» **Reading text**
Automated cloud testing setup using Selenium grid and Docker Swarm

Maintaining infrastructure for automated Selenium cross-browser tests is time-consuming.

The cloud testing platforms like BrowserStack and Saucelabs help you. But in some cases, you want to have your own cloud testing environment. This is usually time-consuming and involves setting up and using Selenium Grid. This post helps testers to automate the setup process for cloud-based testing. We hope this post will make it easier for you to setup the cluster setup environment for distributing tests across a number of machines using Selenium Grid and Docker Swarm.

Selenium Grid enables testers to parallelize their testing pipeline. It can be used to automate the process of manually setting up a distributed test environment where you can expose the code to these environments. This helps speed up the cycle of Continuous Integration. This can be sped up even further by using the capabilities of Docker Swarm. This article will show you some scripts which we built to help to quickly create and configure a cluster rapidly.


Prerequisites

This post assumes prior knowledge of Docker and some experience working with Docker. You should also be familiar with the following AWS EC2 services.


Objective

By the end of this tutorial, you will be able to run some sample Selenium tests parallelly across AWS machine setup having Chrome and Firefox drivers. To achieve this you need to

1) Automate the provisioning of resources on AWS
2) Set up the swarm manager and workers
3) Create the Selenium Grid
4) Deploy the Selenium Grid to AWS via Docker Compose
5) Run automated tests on Selenium Grid
6) Automate de-provisioning of resources on AWS

Note:- This article will walk you through setting up a Grid on AWS using 3 machines (1 manager, 2 worker nodes). Before going into details lets have a brief about Selenium grid and Docker Swarm.


What is Selenium Grid?

Selenium-Grid allows you to run your tests on different machines against different browsers in parallel. The entry point of Selenium Grid is a Selenium Hub. Our test cases will hit the hub and spin up whatever browser is available within your Grid using the DesiredCapabilities function of Selenium. Next elements are nodes, which are machines that are registered to the hub which can execute the test cases. To run multiple tests in parallel, a grid is a must.

What is Docker Swarm?

Docker Swarm is a tool used to cluster and orchestrate Docker containers. There are two types of nodes: manager nodes (to define services), and worker nodes (instructed by manager nodes based on the service definition). You submit a service definition to a manager node. The service definition consists of one or more tasks and how many replicas of that service you want to run on the cluster.


About our automation scripts

We wrote two scripts, swarm.sh and swarmdown.sh.
The swarm.sh will

  • spin up the EC2 instances,
  • set up the swarm manager and workers,
  • create the Selenium Grid,
  • deploy the Selenium Grid to AWS via Docker Compose.
  • The swarmdown.sh will

  • shut down the EC2 resources
  • Here is the complete swarmup.sh script. We will have a look at each section in detail below.

    swarmup.sh

    #!/bin/bash
     
    echo "Spinning up three aws instances..."

» **Things to do**
**A)** List the six steps that the Selenium Grid and Docker Swarm article names under its objective for running the sample tests in parallel.
**B)** Write the next part of the Selenium Grid and Docker Swarm article, picking up right after its last line, echo "Spinning up three aws instances...".

» **Supplied information**
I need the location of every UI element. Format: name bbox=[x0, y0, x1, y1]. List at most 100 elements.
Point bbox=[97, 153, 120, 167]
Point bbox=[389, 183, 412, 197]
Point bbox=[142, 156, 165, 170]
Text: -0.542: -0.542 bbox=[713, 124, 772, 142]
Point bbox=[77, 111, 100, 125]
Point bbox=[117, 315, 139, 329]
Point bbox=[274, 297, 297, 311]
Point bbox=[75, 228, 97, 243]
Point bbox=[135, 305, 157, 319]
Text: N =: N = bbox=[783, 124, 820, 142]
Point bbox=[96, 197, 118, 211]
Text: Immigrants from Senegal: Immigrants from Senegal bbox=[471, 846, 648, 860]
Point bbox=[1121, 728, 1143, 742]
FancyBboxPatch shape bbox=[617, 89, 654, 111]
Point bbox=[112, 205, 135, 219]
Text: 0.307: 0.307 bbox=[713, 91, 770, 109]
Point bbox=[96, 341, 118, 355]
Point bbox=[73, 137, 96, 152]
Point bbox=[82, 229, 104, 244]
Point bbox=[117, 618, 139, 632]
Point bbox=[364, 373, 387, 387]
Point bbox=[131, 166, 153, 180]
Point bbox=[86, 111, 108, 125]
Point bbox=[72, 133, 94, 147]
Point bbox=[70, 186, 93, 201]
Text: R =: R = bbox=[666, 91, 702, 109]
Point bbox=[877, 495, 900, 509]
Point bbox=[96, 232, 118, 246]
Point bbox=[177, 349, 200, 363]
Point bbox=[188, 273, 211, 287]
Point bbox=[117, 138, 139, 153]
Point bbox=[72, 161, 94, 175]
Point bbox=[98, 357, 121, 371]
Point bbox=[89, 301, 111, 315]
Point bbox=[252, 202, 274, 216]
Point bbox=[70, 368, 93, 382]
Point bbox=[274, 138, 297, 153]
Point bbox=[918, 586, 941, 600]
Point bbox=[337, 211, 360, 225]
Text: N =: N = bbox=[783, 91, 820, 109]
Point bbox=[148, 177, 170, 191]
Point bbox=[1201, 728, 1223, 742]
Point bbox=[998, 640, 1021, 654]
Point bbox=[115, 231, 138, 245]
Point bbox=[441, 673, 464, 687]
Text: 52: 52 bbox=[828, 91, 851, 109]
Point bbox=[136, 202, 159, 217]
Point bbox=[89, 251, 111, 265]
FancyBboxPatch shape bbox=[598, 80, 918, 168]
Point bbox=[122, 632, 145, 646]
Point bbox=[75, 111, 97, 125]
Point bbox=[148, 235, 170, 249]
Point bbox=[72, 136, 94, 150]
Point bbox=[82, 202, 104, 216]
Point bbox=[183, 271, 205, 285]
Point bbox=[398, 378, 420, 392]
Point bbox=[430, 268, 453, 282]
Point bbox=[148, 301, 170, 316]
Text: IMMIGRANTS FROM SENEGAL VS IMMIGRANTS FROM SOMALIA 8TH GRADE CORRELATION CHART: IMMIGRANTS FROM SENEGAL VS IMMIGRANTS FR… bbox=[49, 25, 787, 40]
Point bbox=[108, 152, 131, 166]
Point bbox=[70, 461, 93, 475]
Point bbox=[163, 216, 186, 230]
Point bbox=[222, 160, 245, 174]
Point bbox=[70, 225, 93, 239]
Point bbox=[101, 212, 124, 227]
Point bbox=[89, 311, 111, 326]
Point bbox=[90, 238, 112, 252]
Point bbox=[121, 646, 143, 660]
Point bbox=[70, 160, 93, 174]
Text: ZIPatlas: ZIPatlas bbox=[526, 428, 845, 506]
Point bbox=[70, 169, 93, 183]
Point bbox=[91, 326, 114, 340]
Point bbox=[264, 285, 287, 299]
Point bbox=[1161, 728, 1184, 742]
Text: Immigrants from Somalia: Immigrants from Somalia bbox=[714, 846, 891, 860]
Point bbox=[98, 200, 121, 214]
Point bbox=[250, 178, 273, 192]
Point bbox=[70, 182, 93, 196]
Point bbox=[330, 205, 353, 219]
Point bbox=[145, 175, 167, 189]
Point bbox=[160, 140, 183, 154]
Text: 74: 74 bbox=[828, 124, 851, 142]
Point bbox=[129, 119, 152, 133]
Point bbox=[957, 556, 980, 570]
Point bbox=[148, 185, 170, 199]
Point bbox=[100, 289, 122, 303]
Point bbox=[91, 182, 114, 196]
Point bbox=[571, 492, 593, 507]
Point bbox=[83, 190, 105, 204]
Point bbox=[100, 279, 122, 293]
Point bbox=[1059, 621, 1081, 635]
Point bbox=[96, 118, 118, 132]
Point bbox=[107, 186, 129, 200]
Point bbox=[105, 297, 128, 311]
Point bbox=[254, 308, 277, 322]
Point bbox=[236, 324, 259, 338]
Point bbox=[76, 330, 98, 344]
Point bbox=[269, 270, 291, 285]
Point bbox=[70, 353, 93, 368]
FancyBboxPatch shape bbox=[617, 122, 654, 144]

» **Exercise results**
**A)**
1) Automate the provisioning of resources on AWS
2) Set up the swarm manager and workers
3) Create the Selenium Grid
4) Deploy the Selenium Grid to AWS via Docker Compose
5) Run automated tests on Selenium Grid
6) Automate de-provisioning of resources on AWS

**B)**
    for i in 1 2 3 ; do
    	docker-machine create \
    		--driver amazonec2 \
    		--amazonec2-open-port 2377 \
    		--amazonec2-open-port 7946 \
    		--amazonec2-open-port 4789 \
    		--amazonec2-open-port 7946/udp \
    		--amazonec2-open-port 4789/udp \
    		--amazonec2-open-port 8080 \
    		--amazonec2-open-port 80 \
    		--amazonec2-open-port 22 \
    		--amazonec2-open-port 4444 \
    		swarmmode-$i
    done		
     
    #update os
    for i in 1 2 3; do
    	echo "updating swarmmode-$i"
        docker-machine ssh swarmmode-$i 'apt-get update && apt-get upgrade -y && reboot'
    done
     
    sleep 10
     
    echo "Initializing Swarm mode..."
    for i in 1 2 3; do
    	if [ "$i" == "1" ]; then
            manager_ip=$(docker-machine ip swarmmode-$i)
    		eval $(docker-machine env swarmmode-$i) && \
              docker swarm init --advertise-addr "$manager_ip"
            worker_token=$(docker swarm join-token worker -q)
    	else        
    		eval $(docker-machine env swarmmode-$i) && \
            docker swarm join --token "$worker_token" "$manager_ip:2377"
        fi
    done
     
    echo "Deploying Selenium Grid to http://$(docker-machine ip swarmmode-1):4444..."
     
    eval $(docker-machine env swarmmode-1)
    docker stack deploy --compose-file=docker-compose.yml selenium_test

    We have created 3 EC2 instances of t2.micro instance type using ubuntu image(By default, the Amazon EC2 driver will use a daily image of Ubuntu 15.10 LTS so that latest version of Docker can be installed)


    Provisioning resources to EC2

    The first step in the script starts with spinning 3 EC2 instances. Before continuing to creating the instances let’s first understand about credentials configuration and ports that we need to configure in the security group.

    Credentials Configuration: First step is to configure credentials. This can either be specified from command line flags or put in an environment file. We used environment variables to set the credentials. You can set the environment variables using the exportcommand as shown below

    $ export AWS_ACCESS_KEY_ID=MY-ACCESS-ID
    $ export AWS_SECRET_ACCESS_KEY=MY-SECRET-KEY

    You can find more details about configuring credentials here

    Port Configuration: Docker Swarm requires few ports to be open for it to work.

  • TCP port 2377. This port is used for communication between the nodes of a Docker Swarm or cluster. It only needs to be opened on manager nodes.
  • TCP and UDP port 7946 for communication among nodes (container network discovery).
  • UDP port 4789 for overlay network traffic (container ingress networking).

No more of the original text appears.